What you have to do: Transcribe the records below exactly, leaving out any pictures.
=-=-=
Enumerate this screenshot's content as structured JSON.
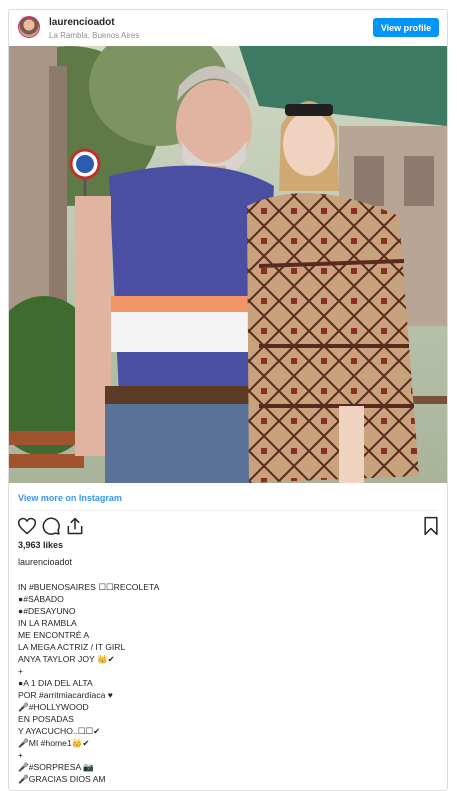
{
  "header": {
    "username": "laurencioadot",
    "location": "La Rambla, Buenos Aires",
    "view_profile_label": "View profile"
  },
  "post": {
    "view_more_label": "View more on Instagram",
    "likes": "3,963 likes",
    "caption_user": "laurencioadot",
    "caption_lines": [
      "IN #BUENOSAIRES ☐☐RECOLETA",
      "●#SÁBADO",
      "●#DESAYUNO",
      "IN LA RAMBLA",
      "ME ENCONTRÉ A",
      "LA MEGA ACTRIZ / IT GIRL",
      "ANYA TAYLOR JOY 👑✔",
      "+",
      "●A 1 DIA DEL ALTA",
      "POR #arritmiacardíaca ♥",
      "🎤#HOLLYWOOD",
      "EN POSADAS",
      "Y AYACUCHO..☐☐✔",
      "🎤MI #home1👑✔",
      "+",
      "🎤#SORPRESA 📷",
      "🎤GRACIAS DIOS AM"
    ]
  },
  "icons": {
    "like": "heart-icon",
    "comment": "comment-icon",
    "share": "share-icon",
    "save": "bookmark-icon",
    "accessibility_sign": "wheelchair-icon"
  },
  "colors": {
    "accent": "#0095f6",
    "link": "#3897f0",
    "border": "#dbdbdb",
    "muted": "#8e8e8e"
  }
}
=-=-=
Complete output:
Enumerate this screenshot's content as structured JSON.
{
  "header": {
    "username": "laurencioadot",
    "location": "La Rambla, Buenos Aires",
    "view_profile_label": "View profile"
  },
  "post": {
    "view_more_label": "View more on Instagram",
    "likes": "3,963 likes",
    "caption_user": "laurencioadot",
    "caption_lines": [
      "IN #BUENOSAIRES ☐☐RECOLETA",
      "●#SÁBADO",
      "●#DESAYUNO",
      "IN LA RAMBLA",
      "ME ENCONTRÉ A",
      "LA MEGA ACTRIZ / IT GIRL",
      "ANYA TAYLOR JOY 👑✔",
      "+",
      "●A 1 DIA DEL ALTA",
      "POR #arritmiacardíaca ♥",
      "🎤#HOLLYWOOD",
      "EN POSADAS",
      "Y AYACUCHO..☐☐✔",
      "🎤MI #home1👑✔",
      "+",
      "🎤#SORPRESA 📷",
      "🎤GRACIAS DIOS AM"
    ]
  },
  "icons": {
    "like": "heart-icon",
    "comment": "comment-icon",
    "share": "share-icon",
    "save": "bookmark-icon",
    "accessibility_sign": "wheelchair-icon"
  },
  "colors": {
    "accent": "#0095f6",
    "link": "#3897f0",
    "border": "#dbdbdb",
    "muted": "#8e8e8e"
  }
}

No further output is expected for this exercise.